Excerpt>
* * * *
Glen Benton (born June 18, 1967) is an American death metal musician. He is best known as the lead vocalist and bassist for the death metal band Deicide and was also a part of the band Vital Remains, where he has performed in recording sessions as well as live with them on a few occasions. He is known for very low guttural growls as well as very high shrieks.

Biography 
Benton was born in Niagara Falls, New York but was raised in Tampa, Florida. It was here on July 21, 1987, after guitarist Brian Hoffman replied to Benton's advertisement in a local music magazine, Deicide was formed. Within days the band, consisting of Benton (bass/vocals), Hoffman, Hoffman's brother Eric (guitars) and Steve Asheim (drums), was named "Amon", after the Egyptian deity. Within a month, Amon had recorded the crude Feasting the Beast 8-track demo in Benton's garage and had started playing the occasional gig in the Tampa area. In 1989, Amon recorded their second demo, Sacrificial, at Morrisound with producer Scott Burns. Benton also collaborated with the Mexican metal band Transmetal on their album El Infierno de Dante with the choruses, under the production of Scott Burns in Morrisound, which sold almost 100,000 copies.

In May 2015 Benton was endorsed by ESP guitars, and has been using a custom-made EX bass with a reverse headstock and EMG pick-ups since then. He has also used Phoenix and Stream bass models.

Satanism
Benton is known for his Satanist and anti-Christian beliefs, and views of "today's corrupt religious systems". He is renowned for an inverted cross he has repeatedly branded into his forehead over the years. According to Steve Asheim, this act was likely in response to previous press attention the band received when Brian Hoffman burned an inverted cross into his arm with a cigarette.

Despite having claimed in an interview he shares a "spiritual link" with Lucifer, who tells him "what to say and what to write about," the nature of Benton's 'Satanism' is obscure and a subject of controversy, particularly due to allegations by former Deicide guitarist Eric Hoffman, who dismissed it as insincere and spurious. In early years, Benton was ostensibly a theistic satanist; he implied he had held the belief of the Christian God but worshipped Satan instead. Thus, his beliefs have been questioned by followers of Anton LaVey's Church of Satan, which Benton has blasted on the grounds it is an organized religion, promoting what he perceives to be "Hollywood Satanism".

Arguably, Benton's claims have always been tongue-in-cheek as his purported "Satanism" has since largely been defined as vehement anti-Christian atheism complemented with theatrics suitable for the band. In the July 2008 issue of Revolver Magazine, Benton stated there was no ideological agenda in Deicide and the music was first and foremost.
* * * *
Provided material>
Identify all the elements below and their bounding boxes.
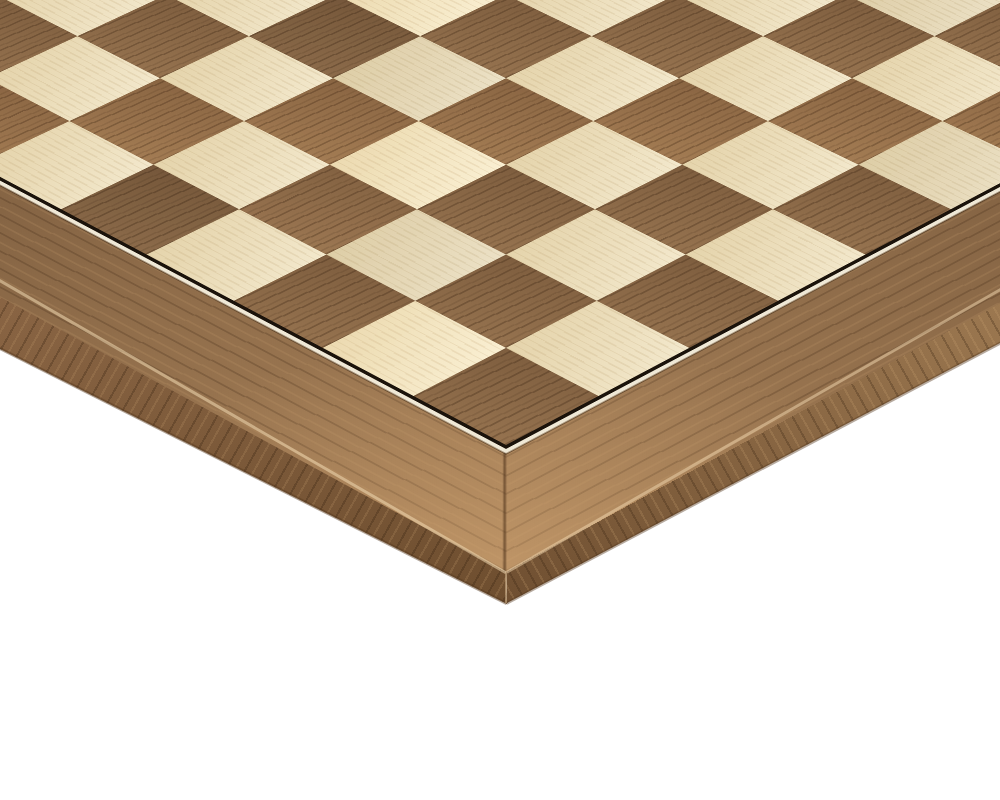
miter-seam-line xyxy=(504,445,506,572)
chess-board xyxy=(0,0,1000,572)
chessboard-photo xyxy=(0,0,1000,800)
* * * *
What is expected>
Copy the part of the Glen Benton text starting at "Arguably, Benton's claims" and ending at "first and foremost.".

Answer to this problem>
Arguably, Benton's claims have always been tongue-in-cheek as his purported "Satanism" has since largely been defined as vehement anti-Christian atheism complemented with theatrics suitable for the band. In the July 2008 issue of Revolver Magazine, Benton stated there was no ideological agenda in Deicide and the music was first and foremost.